**GIVEN REQUEST**. Examine the material below and count the lines that hold the word "NCEP". Report only the number.

━━ GIVEN ENTRIES ━━

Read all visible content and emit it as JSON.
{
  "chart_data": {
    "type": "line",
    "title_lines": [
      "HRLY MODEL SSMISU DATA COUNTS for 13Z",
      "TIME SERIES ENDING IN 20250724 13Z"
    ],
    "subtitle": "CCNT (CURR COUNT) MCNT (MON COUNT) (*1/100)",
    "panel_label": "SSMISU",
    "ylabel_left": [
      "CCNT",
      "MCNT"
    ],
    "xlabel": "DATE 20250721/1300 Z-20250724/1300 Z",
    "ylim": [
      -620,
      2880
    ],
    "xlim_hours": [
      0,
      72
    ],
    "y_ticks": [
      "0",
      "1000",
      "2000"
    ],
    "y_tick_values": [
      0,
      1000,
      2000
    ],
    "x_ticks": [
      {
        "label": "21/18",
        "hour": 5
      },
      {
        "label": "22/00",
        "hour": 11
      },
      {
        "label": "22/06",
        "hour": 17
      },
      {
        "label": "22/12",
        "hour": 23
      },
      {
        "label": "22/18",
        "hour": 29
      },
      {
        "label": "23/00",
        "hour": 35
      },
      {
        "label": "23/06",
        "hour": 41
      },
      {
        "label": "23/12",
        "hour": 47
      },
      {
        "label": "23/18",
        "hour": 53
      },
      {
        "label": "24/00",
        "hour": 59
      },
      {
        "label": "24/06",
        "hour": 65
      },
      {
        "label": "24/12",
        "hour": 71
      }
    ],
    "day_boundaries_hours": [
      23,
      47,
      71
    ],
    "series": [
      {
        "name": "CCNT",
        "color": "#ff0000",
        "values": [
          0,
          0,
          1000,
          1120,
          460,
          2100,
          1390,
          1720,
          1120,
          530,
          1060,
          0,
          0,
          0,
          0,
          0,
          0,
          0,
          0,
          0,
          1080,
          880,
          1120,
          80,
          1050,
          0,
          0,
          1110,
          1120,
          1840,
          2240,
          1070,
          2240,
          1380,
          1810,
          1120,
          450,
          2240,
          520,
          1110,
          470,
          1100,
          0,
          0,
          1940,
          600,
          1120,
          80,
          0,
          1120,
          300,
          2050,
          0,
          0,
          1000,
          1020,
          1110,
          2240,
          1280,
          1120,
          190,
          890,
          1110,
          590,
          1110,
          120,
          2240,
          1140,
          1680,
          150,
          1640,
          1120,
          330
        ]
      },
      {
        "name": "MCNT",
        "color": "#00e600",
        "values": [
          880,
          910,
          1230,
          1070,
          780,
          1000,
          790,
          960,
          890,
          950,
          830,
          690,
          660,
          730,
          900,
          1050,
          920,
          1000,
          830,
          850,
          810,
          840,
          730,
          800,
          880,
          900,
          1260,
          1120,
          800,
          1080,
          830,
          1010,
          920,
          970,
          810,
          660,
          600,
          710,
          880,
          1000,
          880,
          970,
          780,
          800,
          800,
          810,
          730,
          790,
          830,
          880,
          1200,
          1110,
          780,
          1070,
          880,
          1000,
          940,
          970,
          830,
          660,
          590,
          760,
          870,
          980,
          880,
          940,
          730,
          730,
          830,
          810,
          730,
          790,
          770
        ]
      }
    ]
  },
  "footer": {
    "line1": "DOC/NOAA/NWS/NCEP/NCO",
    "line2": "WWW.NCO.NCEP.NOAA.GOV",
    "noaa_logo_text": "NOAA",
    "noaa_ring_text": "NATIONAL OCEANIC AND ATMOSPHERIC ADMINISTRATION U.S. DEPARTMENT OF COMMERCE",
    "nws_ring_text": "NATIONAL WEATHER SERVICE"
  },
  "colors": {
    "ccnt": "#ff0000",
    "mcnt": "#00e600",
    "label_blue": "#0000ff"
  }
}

━━━

**SOLUTION TO THE EXERCISE**. 2